### The problem
Retype all of the data. Every line must match exactly.

### Listed entries
____________

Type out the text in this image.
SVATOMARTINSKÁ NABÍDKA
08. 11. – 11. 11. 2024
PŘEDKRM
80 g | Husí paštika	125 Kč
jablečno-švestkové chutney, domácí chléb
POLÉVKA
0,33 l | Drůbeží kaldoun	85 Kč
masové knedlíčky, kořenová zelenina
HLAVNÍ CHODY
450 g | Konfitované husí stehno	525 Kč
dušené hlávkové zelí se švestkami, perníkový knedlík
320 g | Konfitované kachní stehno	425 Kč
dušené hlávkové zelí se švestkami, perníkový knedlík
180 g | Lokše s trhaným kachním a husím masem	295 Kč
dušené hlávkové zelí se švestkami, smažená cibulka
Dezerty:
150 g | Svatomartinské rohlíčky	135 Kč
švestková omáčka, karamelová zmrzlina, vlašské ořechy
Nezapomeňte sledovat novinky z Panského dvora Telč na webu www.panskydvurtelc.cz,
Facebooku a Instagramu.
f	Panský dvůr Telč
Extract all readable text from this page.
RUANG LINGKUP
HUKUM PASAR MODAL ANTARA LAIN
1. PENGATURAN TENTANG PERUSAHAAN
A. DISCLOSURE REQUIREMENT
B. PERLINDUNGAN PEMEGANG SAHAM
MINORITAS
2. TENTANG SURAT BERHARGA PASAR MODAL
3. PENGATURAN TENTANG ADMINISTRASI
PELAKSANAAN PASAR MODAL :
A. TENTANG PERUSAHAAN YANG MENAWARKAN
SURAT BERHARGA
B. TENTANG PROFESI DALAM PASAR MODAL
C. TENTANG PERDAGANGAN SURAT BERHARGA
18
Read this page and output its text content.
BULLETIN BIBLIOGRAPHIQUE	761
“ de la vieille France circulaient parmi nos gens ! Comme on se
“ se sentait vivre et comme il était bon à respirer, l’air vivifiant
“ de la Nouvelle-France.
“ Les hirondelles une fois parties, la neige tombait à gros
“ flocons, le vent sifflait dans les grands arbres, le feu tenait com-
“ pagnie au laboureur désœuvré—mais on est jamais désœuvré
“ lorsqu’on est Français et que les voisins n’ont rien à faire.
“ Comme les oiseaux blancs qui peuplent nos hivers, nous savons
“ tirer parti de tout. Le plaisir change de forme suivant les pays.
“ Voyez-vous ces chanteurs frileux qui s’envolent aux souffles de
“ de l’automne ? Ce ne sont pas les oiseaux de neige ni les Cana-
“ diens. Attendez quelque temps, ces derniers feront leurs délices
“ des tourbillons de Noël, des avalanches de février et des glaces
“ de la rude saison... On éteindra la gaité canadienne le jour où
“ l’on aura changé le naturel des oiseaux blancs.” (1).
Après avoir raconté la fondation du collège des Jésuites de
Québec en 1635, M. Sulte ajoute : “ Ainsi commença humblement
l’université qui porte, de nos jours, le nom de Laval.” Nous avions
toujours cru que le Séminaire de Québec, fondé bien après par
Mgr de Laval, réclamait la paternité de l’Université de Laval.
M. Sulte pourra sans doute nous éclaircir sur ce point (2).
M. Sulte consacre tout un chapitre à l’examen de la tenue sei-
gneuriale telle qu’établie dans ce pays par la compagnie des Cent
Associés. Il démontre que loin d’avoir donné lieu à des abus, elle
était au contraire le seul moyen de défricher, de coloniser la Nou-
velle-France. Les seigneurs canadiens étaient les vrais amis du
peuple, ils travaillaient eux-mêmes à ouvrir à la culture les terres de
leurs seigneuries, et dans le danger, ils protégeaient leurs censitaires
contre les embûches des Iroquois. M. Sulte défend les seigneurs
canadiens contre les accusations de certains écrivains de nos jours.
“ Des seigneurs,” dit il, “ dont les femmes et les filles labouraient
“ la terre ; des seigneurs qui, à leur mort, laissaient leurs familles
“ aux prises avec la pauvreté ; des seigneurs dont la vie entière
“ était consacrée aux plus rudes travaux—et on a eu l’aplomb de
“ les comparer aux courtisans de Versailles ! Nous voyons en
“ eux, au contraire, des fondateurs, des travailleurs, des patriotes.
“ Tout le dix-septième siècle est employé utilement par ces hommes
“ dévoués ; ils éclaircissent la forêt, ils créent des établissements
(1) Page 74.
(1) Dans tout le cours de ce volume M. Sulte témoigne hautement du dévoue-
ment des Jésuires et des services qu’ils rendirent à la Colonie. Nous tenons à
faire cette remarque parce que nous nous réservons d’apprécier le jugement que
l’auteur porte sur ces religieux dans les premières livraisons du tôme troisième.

____________

### Solution below
Type out the text in this image.
SVATOMARTINSKÁ NABÍDKA
08. 11. – 11. 11. 2024
PŘEDKRM
80 g | Husí paštika	125 Kč
jablečno-švestkové chutney, domácí chléb
POLÉVKA
0,33 l | Drůbeží kaldoun	85 Kč
masové knedlíčky, kořenová zelenina
HLAVNÍ CHODY
450 g | Konfitované husí stehno	525 Kč
dušené hlávkové zelí se švestkami, perníkový knedlík
320 g | Konfitované kachní stehno	425 Kč
dušené hlávkové zelí se švestkami, perníkový knedlík
180 g | Lokše s trhaným kachním a husím masem	295 Kč
dušené hlávkové zelí se švestkami, smažená cibulka
Dezerty:
150 g | Svatomartinské rohlíčky	135 Kč
švestková omáčka, karamelová zmrzlina, vlašské ořechy
Nezapomeňte sledovat novinky z Panského dvora Telč na webu www.panskydvurtelc.cz,
Facebooku a Instagramu.
f	Panský dvůr Telč
Extract all readable text from this page.
RUANG LINGKUP
HUKUM PASAR MODAL ANTARA LAIN
1. PENGATURAN TENTANG PERUSAHAAN
A. DISCLOSURE REQUIREMENT
B. PERLINDUNGAN PEMEGANG SAHAM
MINORITAS
2. TENTANG SURAT BERHARGA PASAR MODAL
3. PENGATURAN TENTANG ADMINISTRASI
PELAKSANAAN PASAR MODAL :
A. TENTANG PERUSAHAAN YANG MENAWARKAN
SURAT BERHARGA
B. TENTANG PROFESI DALAM PASAR MODAL
C. TENTANG PERDAGANGAN SURAT BERHARGA
18
Read this page and output its text content.
BULLETIN BIBLIOGRAPHIQUE	761
“ de la vieille France circulaient parmi nos gens ! Comme on se
“ se sentait vivre et comme il était bon à respirer, l’air vivifiant
“ de la Nouvelle-France.
“ Les hirondelles une fois parties, la neige tombait à gros
“ flocons, le vent sifflait dans les grands arbres, le feu tenait com-
“ pagnie au laboureur désœuvré—mais on est jamais désœuvré
“ lorsqu’on est Français et que les voisins n’ont rien à faire.
“ Comme les oiseaux blancs qui peuplent nos hivers, nous savons
“ tirer parti de tout. Le plaisir change de forme suivant les pays.
“ Voyez-vous ces chanteurs frileux qui s’envolent aux souffles de
“ de l’automne ? Ce ne sont pas les oiseaux de neige ni les Cana-
“ diens. Attendez quelque temps, ces derniers feront leurs délices
“ des tourbillons de Noël, des avalanches de février et des glaces
“ de la rude saison... On éteindra la gaité canadienne le jour où
“ l’on aura changé le naturel des oiseaux blancs.” (1).
Après avoir raconté la fondation du collège des Jésuites de
Québec en 1635, M. Sulte ajoute : “ Ainsi commença humblement
l’université qui porte, de nos jours, le nom de Laval.” Nous avions
toujours cru que le Séminaire de Québec, fondé bien après par
Mgr de Laval, réclamait la paternité de l’Université de Laval.
M. Sulte pourra sans doute nous éclaircir sur ce point (2).
M. Sulte consacre tout un chapitre à l’examen de la tenue sei-
gneuriale telle qu’établie dans ce pays par la compagnie des Cent
Associés. Il démontre que loin d’avoir donné lieu à des abus, elle
était au contraire le seul moyen de défricher, de coloniser la Nou-
velle-France. Les seigneurs canadiens étaient les vrais amis du
peuple, ils travaillaient eux-mêmes à ouvrir à la culture les terres de
leurs seigneuries, et dans le danger, ils protégeaient leurs censitaires
contre les embûches des Iroquois. M. Sulte défend les seigneurs
canadiens contre les accusations de certains écrivains de nos jours.
“ Des seigneurs,” dit il, “ dont les femmes et les filles labouraient
“ la terre ; des seigneurs qui, à leur mort, laissaient leurs familles
“ aux prises avec la pauvreté ; des seigneurs dont la vie entière
“ était consacrée aux plus rudes travaux—et on a eu l’aplomb de
“ les comparer aux courtisans de Versailles ! Nous voyons en
“ eux, au contraire, des fondateurs, des travailleurs, des patriotes.
“ Tout le dix-septième siècle est employé utilement par ces hommes
“ dévoués ; ils éclaircissent la forêt, ils créent des établissements
(1) Page 74.
(1) Dans tout le cours de ce volume M. Sulte témoigne hautement du dévoue-
ment des Jésuires et des services qu’ils rendirent à la Colonie. Nous tenons à
faire cette remarque parce que nous nous réservons d’apprécier le jugement que
l’auteur porte sur ces religieux dans les premières livraisons du tôme troisième.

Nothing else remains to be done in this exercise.